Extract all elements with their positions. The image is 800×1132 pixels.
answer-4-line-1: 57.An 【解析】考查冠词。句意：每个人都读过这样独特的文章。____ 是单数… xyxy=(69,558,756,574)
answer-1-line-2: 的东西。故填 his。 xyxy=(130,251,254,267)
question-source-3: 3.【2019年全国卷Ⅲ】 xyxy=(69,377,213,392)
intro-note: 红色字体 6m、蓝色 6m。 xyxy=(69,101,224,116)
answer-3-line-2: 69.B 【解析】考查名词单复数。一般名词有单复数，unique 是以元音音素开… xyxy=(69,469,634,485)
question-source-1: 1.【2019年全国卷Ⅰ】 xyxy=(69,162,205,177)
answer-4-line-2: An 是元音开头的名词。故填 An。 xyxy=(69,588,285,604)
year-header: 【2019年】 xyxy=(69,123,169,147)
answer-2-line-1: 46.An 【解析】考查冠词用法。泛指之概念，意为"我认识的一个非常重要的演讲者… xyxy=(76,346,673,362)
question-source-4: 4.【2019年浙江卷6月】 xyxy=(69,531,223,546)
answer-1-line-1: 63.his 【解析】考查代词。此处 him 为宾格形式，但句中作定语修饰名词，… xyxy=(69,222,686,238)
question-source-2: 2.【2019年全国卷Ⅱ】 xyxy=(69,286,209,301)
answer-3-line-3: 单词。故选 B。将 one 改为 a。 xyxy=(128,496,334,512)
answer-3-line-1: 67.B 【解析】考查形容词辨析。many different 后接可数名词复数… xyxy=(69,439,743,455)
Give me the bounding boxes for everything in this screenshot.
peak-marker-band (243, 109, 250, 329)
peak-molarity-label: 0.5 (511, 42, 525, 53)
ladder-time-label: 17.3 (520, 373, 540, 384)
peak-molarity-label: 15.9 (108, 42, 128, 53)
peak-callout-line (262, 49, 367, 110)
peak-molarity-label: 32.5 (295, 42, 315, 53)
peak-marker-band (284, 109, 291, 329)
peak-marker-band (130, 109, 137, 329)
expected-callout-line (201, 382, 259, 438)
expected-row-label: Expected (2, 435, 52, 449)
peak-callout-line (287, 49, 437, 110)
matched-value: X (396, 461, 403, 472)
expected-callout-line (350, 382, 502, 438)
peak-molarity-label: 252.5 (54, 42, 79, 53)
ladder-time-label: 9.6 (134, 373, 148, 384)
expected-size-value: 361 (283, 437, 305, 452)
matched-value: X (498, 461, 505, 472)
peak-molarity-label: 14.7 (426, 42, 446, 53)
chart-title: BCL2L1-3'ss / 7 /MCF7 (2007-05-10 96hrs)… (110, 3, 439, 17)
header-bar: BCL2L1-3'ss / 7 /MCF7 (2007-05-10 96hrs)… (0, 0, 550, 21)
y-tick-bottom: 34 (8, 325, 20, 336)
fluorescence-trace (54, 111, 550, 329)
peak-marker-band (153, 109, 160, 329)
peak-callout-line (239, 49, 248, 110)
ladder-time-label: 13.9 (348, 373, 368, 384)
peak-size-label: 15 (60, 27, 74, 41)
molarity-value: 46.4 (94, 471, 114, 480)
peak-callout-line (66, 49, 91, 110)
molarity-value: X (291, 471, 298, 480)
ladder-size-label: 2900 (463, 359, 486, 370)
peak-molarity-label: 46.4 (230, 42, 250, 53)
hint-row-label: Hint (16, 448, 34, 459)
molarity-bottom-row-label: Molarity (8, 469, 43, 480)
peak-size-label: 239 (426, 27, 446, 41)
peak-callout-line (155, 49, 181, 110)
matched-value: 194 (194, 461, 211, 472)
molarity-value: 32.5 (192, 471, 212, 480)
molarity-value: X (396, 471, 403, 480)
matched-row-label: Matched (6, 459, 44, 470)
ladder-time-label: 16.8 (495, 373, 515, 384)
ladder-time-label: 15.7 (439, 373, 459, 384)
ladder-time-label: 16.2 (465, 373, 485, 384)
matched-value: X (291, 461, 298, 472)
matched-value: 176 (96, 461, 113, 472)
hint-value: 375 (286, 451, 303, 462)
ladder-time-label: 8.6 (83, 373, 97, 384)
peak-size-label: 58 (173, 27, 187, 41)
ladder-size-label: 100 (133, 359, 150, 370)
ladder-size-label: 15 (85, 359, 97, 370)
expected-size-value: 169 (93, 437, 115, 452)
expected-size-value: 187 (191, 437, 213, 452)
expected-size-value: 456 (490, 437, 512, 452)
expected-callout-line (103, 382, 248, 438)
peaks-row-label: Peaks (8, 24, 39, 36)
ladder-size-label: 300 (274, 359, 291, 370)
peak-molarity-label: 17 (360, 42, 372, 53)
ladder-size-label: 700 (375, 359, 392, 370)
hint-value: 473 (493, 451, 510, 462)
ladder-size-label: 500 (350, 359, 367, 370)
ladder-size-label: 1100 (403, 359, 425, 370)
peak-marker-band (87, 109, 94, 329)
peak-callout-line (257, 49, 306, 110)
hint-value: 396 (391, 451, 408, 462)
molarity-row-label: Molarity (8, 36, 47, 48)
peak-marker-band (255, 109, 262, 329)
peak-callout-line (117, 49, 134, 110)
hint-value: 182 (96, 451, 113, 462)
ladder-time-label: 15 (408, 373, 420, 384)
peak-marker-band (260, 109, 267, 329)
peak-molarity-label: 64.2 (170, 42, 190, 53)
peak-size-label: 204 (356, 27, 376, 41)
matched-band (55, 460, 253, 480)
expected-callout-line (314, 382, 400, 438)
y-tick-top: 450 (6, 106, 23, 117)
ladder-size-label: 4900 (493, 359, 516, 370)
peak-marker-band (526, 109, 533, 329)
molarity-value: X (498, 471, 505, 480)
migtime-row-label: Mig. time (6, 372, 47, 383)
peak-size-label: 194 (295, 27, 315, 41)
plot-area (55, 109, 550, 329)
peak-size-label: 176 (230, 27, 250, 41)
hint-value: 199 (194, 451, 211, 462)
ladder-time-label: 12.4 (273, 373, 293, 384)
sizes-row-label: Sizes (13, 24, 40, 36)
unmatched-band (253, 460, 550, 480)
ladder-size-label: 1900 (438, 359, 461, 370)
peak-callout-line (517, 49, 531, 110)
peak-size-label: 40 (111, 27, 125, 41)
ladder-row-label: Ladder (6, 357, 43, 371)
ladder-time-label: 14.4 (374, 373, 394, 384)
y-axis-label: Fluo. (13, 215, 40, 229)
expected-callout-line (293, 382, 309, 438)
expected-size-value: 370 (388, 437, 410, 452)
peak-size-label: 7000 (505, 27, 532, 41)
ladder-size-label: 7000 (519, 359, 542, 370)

# WHAT YOU SHOULD DO
Render each line of the listing as one string in a JSON list, skipping any blank lines.

# TASK ANSWER
[
  "Extract all elements with their positions. The image is 800×1132 pixels.",
  "answer-4-line-1: 57.An 【解析】考查冠词。句意：每个人都读过这样独特的文章。____ 是单数… xyxy=(69,558,756,574)",
  "answer-1-line-2: 的东西。故填 his。 xyxy=(130,251,254,267)",
  "question-source-3: 3.【2019年全国卷Ⅲ】 xyxy=(69,377,213,392)",
  "intro-note: 红色字体 6m、蓝色 6m。 xyxy=(69,101,224,116)",
  "answer-3-line-2: 69.B 【解析】考查名词单复数。一般名词有单复数，unique 是以元音音素开… xyxy=(69,469,634,485)",
  "question-source-1: 1.【2019年全国卷Ⅰ】 xyxy=(69,162,205,177)",
  "answer-4-line-2: An 是元音开头的名词。故填 An。 xyxy=(69,588,285,604)",
  "year-header: 【2019年】 xyxy=(69,123,169,147)",
  "answer-2-line-1: 46.An 【解析】考查冠词用法。泛指之概念，意为\"我认识的一个非常重要的演讲者… xyxy=(76,346,673,362)",
  "question-source-4: 4.【2019年浙江卷6月】 xyxy=(69,531,223,546)",
  "answer-1-line-1: 63.his 【解析】考查代词。此处 him 为宾格形式，但句中作定语修饰名词，… xyxy=(69,222,686,238)",
  "question-source-2: 2.【2019年全国卷Ⅱ】 xyxy=(69,286,209,301)",
  "answer-3-line-3: 单词。故选 B。将 one 改为 a。 xyxy=(128,496,334,512)",
  "answer-3-line-1: 67.B 【解析】考查形容词辨析。many different 后接可数名词复数… xyxy=(69,439,743,455)",
  "Give me the bounding boxes for everything in this screenshot.",
  "peak-marker-band (243, 109, 250, 329)",
  "peak-molarity-label: 0.5 (511, 42, 525, 53)",
  "ladder-time-label: 17.3 (520, 373, 540, 384)",
  "peak-molarity-label: 15.9 (108, 42, 128, 53)",
  "peak-callout-line (262, 49, 367, 110)",
  "peak-molarity-label: 32.5 (295, 42, 315, 53)",
  "peak-marker-band (284, 109, 291, 329)",
  "peak-marker-band (130, 109, 137, 329)",
  "expected-callout-line (201, 382, 259, 438)",
  "expected-row-label: Expected (2, 435, 52, 449)",
  "peak-callout-line (287, 49, 437, 110)",
  "matched-value: X (396, 461, 403, 472)",
  "expected-callout-line (350, 382, 502, 438)",
  "peak-molarity-label: 252.5 (54, 42, 79, 53)",
  "ladder-time-label: 9.6 (134, 373, 148, 384)",
  "expected-size-value: 361 (283, 437, 305, 452)",
  "matched-value: X (498, 461, 505, 472)",
  "peak-molarity-label: 14.7 (426, 42, 446, 53)",
  "chart-title: BCL2L1-3'ss / 7 /MCF7 (2007-05-10 96hrs)… (110, 3, 439, 17)",
  "header-bar: BCL2L1-3'ss / 7 /MCF7 (2007-05-10 96hrs)… (0, 0, 550, 21)",
  "y-tick-bottom: 34 (8, 325, 20, 336)",
  "fluorescence-trace (54, 111, 550, 329)",
  "peak-marker-band (153, 109, 160, 329)",
  "peak-callout-line (239, 49, 248, 110)",
  "ladder-time-label: 13.9 (348, 373, 368, 384)",
  "peak-size-label: 15 (60, 27, 74, 41)",
  "molarity-value: 46.4 (94, 471, 114, 480)",
  "peak-callout-line (66, 49, 91, 110)",
  "molarity-value: X (291, 471, 298, 480)",
  "ladder-size-label: 2900 (463, 359, 486, 370)",
  "peak-molarity-label: 46.4 (230, 42, 250, 53)",
  "hint-row-label: Hint (16, 448, 34, 459)",
  "molarity-bottom-row-label: Molarity (8, 469, 43, 480)",
  "peak-size-label: 239 (426, 27, 446, 41)",
  "peak-callout-line (155, 49, 181, 110)",
  "matched-value: 194 (194, 461, 211, 472)",
  "molarity-value: 32.5 (192, 471, 212, 480)",
  "molarity-value: X (396, 471, 403, 480)",
  "matched-row-label: Matched (6, 459, 44, 470)",
  "ladder-time-label: 16.8 (495, 373, 515, 384)",
  "ladder-time-label: 15.7 (439, 373, 459, 384)",
  "ladder-time-label: 16.2 (465, 373, 485, 384)",
  "matched-value: X (291, 461, 298, 472)",
  "matched-value: 176 (96, 461, 113, 472)",
  "hint-value: 375 (286, 451, 303, 462)",
  "ladder-time-label: 8.6 (83, 373, 97, 384)",
  "peak-size-label: 58 (173, 27, 187, 41)",
  "ladder-size-label: 100 (133, 359, 150, 370)",
  "ladder-size-label: 15 (85, 359, 97, 370)",
  "expected-size-value: 169 (93, 437, 115, 452)",
  "expected-size-value: 187 (191, 437, 213, 452)",
  "expected-size-value: 456 (490, 437, 512, 452)",
  "expected-callout-line (103, 382, 248, 438)",
  "peaks-row-label: Peaks (8, 24, 39, 36)",
  "ladder-size-label: 300 (274, 359, 291, 370)",
  "peak-molarity-label: 17 (360, 42, 372, 53)",
  "ladder-size-label: 700 (375, 359, 392, 370)",
  "hint-value: 473 (493, 451, 510, 462)",
  "ladder-size-label: 500 (350, 359, 367, 370)",
  "ladder-size-label: 1100 (403, 359, 425, 370)",
  "peak-marker-band (87, 109, 94, 329)",
  "peak-callout-line (257, 49, 306, 110)",
  "hint-value: 396 (391, 451, 408, 462)",
  "molarity-row-label: Molarity (8, 36, 47, 48)",
  "peak-marker-band (255, 109, 262, 329)",
  "peak-callout-line (117, 49, 134, 110)",
  "hint-value: 182 (96, 451, 113, 462)",
  "ladder-time-label: 15 (408, 373, 420, 384)",
  "peak-marker-band (260, 109, 267, 329)",
  "peak-molarity-label: 64.2 (170, 42, 190, 53)",
  "peak-size-label: 204 (356, 27, 376, 41)",
  "matched-band (55, 460, 253, 480)",
  "expected-callout-line (314, 382, 400, 438)",
  "y-tick-top: 450 (6, 106, 23, 117)",
  "ladder-size-label: 4900 (493, 359, 516, 370)",
  "peak-marker-band (526, 109, 533, 329)",
  "molarity-value: X (498, 471, 505, 480)",
  "migtime-row-label: Mig. time (6, 372, 47, 383)",
  "peak-size-label: 194 (295, 27, 315, 41)",
  "plot-area (55, 109, 550, 329)",
  "peak-size-label: 176 (230, 27, 250, 41)",
  "hint-value: 199 (194, 451, 211, 462)",
  "ladder-time-label: 12.4 (273, 373, 293, 384)",
  "sizes-row-label: Sizes (13, 24, 40, 36)",
  "unmatched-band (253, 460, 550, 480)",
  "ladder-size-label: 1900 (438, 359, 461, 370)",
  "peak-callout-line (517, 49, 531, 110)",
  "peak-size-label: 40 (111, 27, 125, 41)",
  "ladder-row-label: Ladder (6, 357, 43, 371)",
  "ladder-time-label: 14.4 (374, 373, 394, 384)",
  "y-axis-label: Fluo. (13, 215, 40, 229)",
  "expected-callout-line (293, 382, 309, 438)",
  "expected-size-value: 370 (388, 437, 410, 452)",
  "peak-size-label: 7000 (505, 27, 532, 41)",
  "ladder-size-label: 7000 (519, 359, 542, 370)"
]